### Supplied data:
▼

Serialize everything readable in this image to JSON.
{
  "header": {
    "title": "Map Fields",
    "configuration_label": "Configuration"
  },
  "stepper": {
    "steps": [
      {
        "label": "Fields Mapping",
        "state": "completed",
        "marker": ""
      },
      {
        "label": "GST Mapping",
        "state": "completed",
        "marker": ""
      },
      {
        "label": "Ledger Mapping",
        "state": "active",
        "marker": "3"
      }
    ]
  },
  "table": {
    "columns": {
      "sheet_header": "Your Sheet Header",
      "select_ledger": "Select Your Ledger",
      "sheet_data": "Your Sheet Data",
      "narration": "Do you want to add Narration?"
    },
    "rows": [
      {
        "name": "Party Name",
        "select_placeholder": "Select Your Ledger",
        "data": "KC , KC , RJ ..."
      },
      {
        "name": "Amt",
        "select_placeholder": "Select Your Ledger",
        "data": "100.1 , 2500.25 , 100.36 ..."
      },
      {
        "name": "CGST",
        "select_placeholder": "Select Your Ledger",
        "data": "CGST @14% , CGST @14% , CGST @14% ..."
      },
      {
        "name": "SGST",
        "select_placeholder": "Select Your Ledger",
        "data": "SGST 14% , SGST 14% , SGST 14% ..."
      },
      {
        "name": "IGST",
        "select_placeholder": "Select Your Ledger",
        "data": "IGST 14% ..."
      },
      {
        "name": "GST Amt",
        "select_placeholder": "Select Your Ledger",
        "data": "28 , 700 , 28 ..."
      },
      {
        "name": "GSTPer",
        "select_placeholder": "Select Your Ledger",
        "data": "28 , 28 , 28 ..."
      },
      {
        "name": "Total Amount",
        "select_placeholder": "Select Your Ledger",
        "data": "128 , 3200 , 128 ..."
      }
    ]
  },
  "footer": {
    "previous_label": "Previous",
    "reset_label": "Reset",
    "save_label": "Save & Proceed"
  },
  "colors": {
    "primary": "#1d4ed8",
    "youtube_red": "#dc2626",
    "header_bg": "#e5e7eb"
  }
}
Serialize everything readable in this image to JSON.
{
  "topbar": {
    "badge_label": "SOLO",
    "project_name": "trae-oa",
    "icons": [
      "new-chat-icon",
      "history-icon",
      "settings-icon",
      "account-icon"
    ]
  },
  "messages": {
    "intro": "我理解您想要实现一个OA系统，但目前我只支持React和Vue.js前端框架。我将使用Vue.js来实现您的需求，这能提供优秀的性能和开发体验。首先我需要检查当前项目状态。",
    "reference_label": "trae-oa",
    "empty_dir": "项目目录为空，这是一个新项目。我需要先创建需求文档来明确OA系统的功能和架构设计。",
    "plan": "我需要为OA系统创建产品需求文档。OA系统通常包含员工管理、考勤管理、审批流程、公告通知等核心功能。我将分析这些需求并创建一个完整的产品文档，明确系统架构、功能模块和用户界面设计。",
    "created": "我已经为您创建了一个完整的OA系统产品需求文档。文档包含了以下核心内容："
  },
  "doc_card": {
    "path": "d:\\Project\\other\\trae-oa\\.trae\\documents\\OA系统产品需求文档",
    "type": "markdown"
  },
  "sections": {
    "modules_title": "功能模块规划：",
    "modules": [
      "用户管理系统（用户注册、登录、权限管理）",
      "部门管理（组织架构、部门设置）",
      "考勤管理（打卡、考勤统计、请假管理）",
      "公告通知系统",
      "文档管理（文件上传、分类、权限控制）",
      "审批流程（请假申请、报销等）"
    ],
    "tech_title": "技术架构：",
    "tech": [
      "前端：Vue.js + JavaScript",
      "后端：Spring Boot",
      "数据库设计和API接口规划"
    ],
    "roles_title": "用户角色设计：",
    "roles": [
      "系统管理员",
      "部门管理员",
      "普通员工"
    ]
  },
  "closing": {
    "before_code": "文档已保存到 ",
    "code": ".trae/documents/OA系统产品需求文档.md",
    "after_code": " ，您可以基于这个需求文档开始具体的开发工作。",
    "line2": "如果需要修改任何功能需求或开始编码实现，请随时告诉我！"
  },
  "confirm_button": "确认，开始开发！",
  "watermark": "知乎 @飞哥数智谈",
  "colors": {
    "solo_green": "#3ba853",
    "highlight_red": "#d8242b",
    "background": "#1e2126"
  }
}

▲

Pull every line holding "Sheet" out of the records.

### Output of the exercise:
      "sheet_header": "Your Sheet Header",
      "sheet_data": "Your Sheet Data",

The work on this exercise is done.